▸ **EXERCISE AIM**: Read the listing below and copy out every line that holds "subtitle".

— BEGIN —

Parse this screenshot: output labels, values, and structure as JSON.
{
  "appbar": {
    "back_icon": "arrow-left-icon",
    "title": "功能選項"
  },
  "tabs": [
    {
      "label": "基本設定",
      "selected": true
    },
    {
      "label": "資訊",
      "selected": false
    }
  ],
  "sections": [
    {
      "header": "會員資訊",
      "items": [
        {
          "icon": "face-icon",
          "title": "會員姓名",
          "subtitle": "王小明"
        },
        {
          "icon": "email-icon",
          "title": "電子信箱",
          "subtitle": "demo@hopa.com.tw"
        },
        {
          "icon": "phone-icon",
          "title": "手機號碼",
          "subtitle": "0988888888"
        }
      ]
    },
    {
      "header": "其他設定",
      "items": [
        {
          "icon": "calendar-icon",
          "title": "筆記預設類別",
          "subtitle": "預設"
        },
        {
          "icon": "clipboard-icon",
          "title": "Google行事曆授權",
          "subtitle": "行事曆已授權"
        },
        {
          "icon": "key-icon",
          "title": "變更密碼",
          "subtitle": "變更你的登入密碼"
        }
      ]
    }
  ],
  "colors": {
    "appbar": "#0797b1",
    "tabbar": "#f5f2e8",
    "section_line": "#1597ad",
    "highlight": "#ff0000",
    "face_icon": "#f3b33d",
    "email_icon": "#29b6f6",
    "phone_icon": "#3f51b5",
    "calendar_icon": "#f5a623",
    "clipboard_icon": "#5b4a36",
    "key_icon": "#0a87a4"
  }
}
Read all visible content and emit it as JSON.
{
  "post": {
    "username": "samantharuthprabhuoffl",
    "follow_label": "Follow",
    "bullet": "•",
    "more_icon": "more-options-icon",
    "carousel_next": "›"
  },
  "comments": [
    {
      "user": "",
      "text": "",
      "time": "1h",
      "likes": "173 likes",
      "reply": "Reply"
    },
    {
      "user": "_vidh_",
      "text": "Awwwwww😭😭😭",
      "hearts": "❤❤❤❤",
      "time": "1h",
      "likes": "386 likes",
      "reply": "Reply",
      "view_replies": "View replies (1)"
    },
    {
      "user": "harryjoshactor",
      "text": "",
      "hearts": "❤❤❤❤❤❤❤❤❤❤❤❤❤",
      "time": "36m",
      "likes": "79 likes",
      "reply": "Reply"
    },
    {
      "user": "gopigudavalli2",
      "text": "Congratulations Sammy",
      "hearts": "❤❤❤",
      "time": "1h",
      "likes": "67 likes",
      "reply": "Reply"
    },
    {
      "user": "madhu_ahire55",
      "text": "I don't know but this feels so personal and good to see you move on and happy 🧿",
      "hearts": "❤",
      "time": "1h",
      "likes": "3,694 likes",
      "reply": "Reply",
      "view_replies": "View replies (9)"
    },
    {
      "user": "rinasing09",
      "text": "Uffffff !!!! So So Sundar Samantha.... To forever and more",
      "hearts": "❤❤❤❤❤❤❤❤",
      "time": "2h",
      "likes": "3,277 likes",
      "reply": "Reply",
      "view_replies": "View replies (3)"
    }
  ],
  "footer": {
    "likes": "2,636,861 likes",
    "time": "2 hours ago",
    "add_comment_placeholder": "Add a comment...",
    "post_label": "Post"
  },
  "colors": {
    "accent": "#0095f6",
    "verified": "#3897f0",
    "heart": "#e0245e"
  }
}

— END —

▸ **EXERCISE OUTPUT**:
          "subtitle": "王小明"
          "subtitle": "demo@hopa.com.tw"
          "subtitle": "0988888888"
          "subtitle": "預設"
          "subtitle": "行事曆已授權"
          "subtitle": "變更你的登入密碼"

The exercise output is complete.